ENTRIES SUPPLIED
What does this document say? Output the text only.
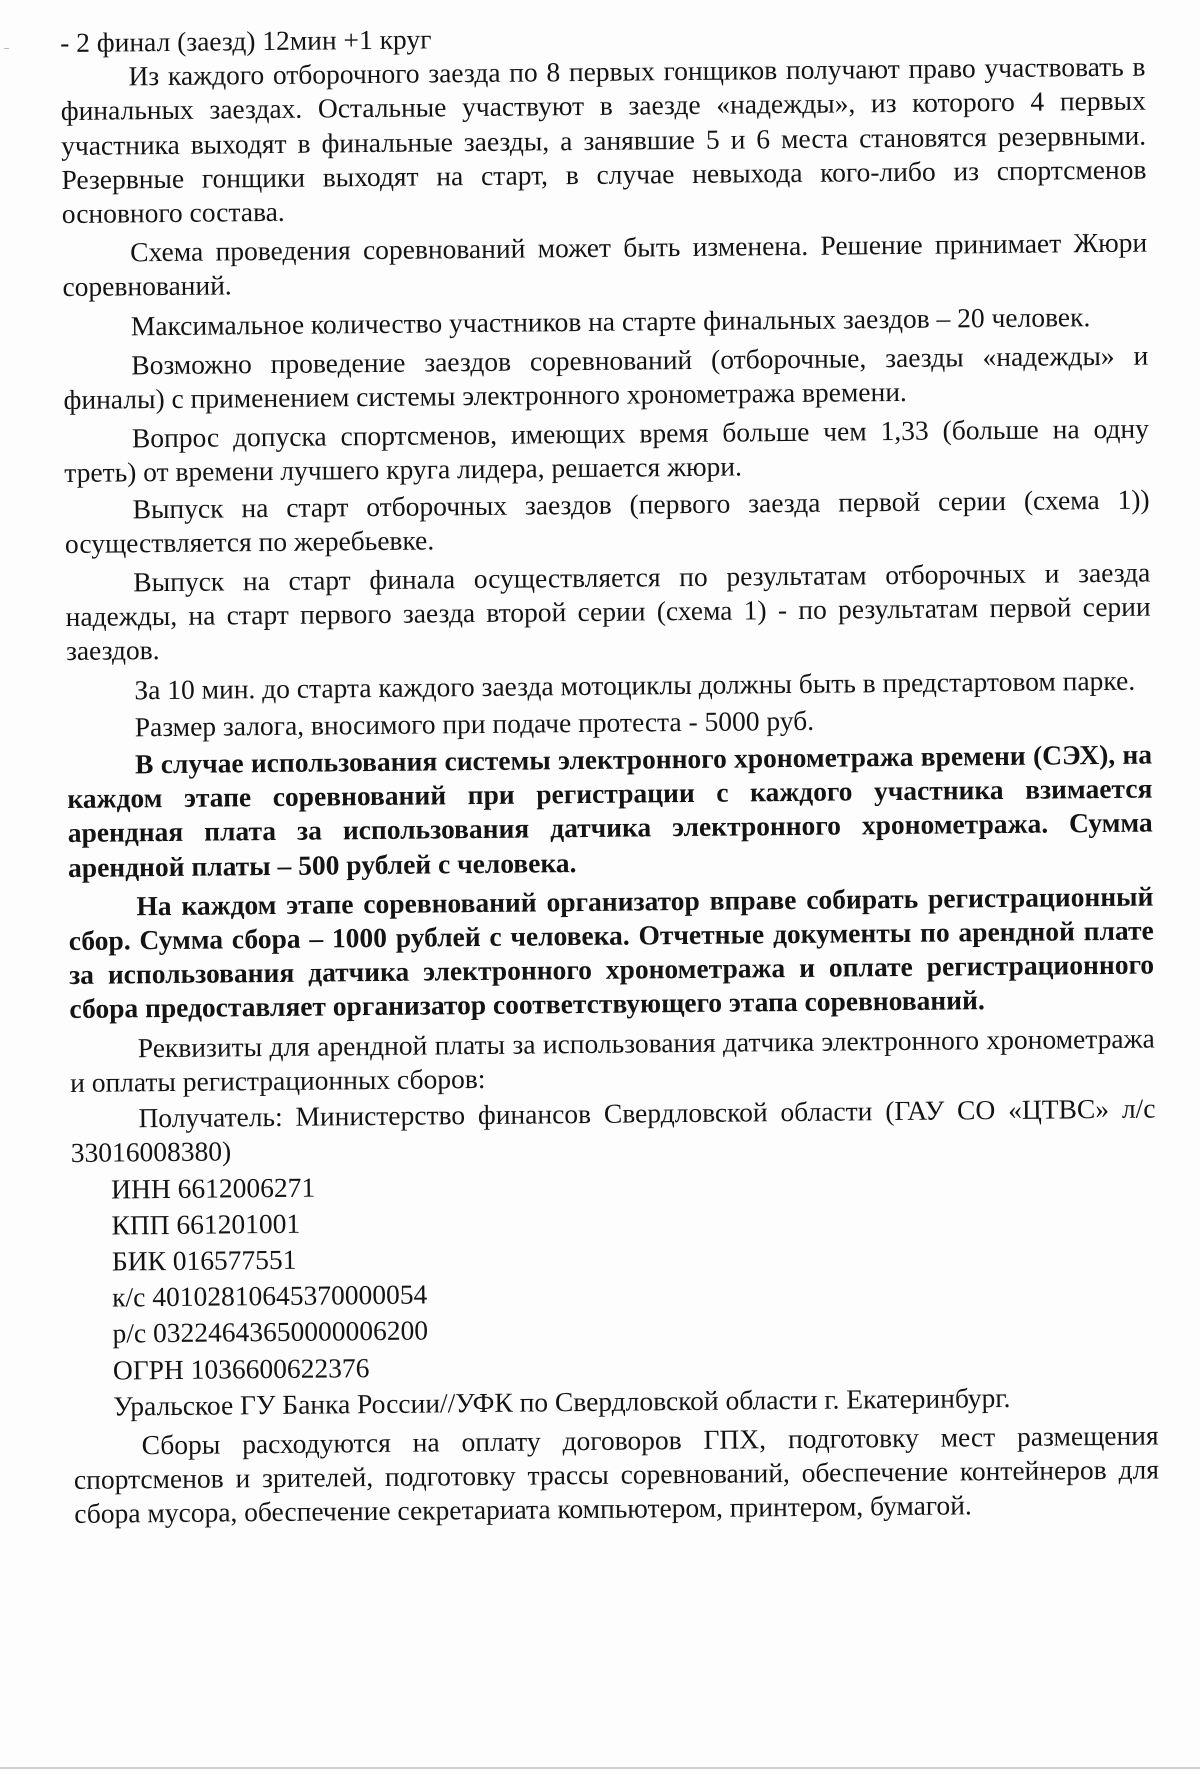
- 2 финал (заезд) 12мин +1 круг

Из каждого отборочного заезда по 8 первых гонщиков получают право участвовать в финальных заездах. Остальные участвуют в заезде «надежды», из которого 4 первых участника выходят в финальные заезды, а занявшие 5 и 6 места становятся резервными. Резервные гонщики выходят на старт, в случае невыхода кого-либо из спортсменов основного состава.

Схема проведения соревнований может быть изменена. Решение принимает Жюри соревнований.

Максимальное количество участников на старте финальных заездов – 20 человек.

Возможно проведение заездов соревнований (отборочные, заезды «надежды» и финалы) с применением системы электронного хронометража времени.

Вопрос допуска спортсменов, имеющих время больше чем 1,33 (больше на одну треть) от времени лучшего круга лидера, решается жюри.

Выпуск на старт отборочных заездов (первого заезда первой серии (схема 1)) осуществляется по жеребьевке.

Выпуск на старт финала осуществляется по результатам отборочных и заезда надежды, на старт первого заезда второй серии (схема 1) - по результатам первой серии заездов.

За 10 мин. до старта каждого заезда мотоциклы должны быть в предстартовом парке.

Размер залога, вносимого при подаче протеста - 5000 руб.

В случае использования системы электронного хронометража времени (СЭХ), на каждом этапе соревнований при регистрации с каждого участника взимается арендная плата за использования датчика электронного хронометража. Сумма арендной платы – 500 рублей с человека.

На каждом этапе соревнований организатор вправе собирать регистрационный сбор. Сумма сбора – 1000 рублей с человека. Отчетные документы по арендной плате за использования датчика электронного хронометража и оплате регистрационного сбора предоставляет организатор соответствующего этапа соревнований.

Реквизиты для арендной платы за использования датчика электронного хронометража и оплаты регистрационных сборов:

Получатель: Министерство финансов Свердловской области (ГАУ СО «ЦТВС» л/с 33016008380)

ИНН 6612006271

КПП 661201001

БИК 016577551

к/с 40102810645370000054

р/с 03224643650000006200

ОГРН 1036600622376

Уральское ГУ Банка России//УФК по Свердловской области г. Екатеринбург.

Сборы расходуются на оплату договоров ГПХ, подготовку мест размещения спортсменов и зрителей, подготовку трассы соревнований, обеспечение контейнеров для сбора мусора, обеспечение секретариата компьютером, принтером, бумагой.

TASK TO COMPLETE
Would you mind returning each entry above word for word, skipping the images?

RESPONSE FOR THIS EXERCISE
What does this document say? Output the text only.
- 2 финал (заезд) 12мин +1 круг

Из каждого отборочного заезда по 8 первых гонщиков получают право участвовать в финальных заездах. Остальные участвуют в заезде «надежды», из которого 4 первых участника выходят в финальные заезды, а занявшие 5 и 6 места становятся резервными. Резервные гонщики выходят на старт, в случае невыхода кого-либо из спортсменов основного состава.

Схема проведения соревнований может быть изменена. Решение принимает Жюри соревнований.

Максимальное количество участников на старте финальных заездов – 20 человек.

Возможно проведение заездов соревнований (отборочные, заезды «надежды» и финалы) с применением системы электронного хронометража времени.

Вопрос допуска спортсменов, имеющих время больше чем 1,33 (больше на одну треть) от времени лучшего круга лидера, решается жюри.

Выпуск на старт отборочных заездов (первого заезда первой серии (схема 1)) осуществляется по жеребьевке.

Выпуск на старт финала осуществляется по результатам отборочных и заезда надежды, на старт первого заезда второй серии (схема 1) - по результатам первой серии заездов.

За 10 мин. до старта каждого заезда мотоциклы должны быть в предстартовом парке.

Размер залога, вносимого при подаче протеста - 5000 руб.

В случае использования системы электронного хронометража времени (СЭХ), на каждом этапе соревнований при регистрации с каждого участника взимается арендная плата за использования датчика электронного хронометража. Сумма арендной платы – 500 рублей с человека.

На каждом этапе соревнований организатор вправе собирать регистрационный сбор. Сумма сбора – 1000 рублей с человека. Отчетные документы по арендной плате за использования датчика электронного хронометража и оплате регистрационного сбора предоставляет организатор соответствующего этапа соревнований.

Реквизиты для арендной платы за использования датчика электронного хронометража и оплаты регистрационных сборов:

Получатель: Министерство финансов Свердловской области (ГАУ СО «ЦТВС» л/с 33016008380)

ИНН 6612006271

КПП 661201001

БИК 016577551

к/с 40102810645370000054

р/с 03224643650000006200

ОГРН 1036600622376

Уральское ГУ Банка России//УФК по Свердловской области г. Екатеринбург.

Сборы расходуются на оплату договоров ГПХ, подготовку мест размещения спортсменов и зрителей, подготовку трассы соревнований, обеспечение контейнеров для сбора мусора, обеспечение секретариата компьютером, принтером, бумагой.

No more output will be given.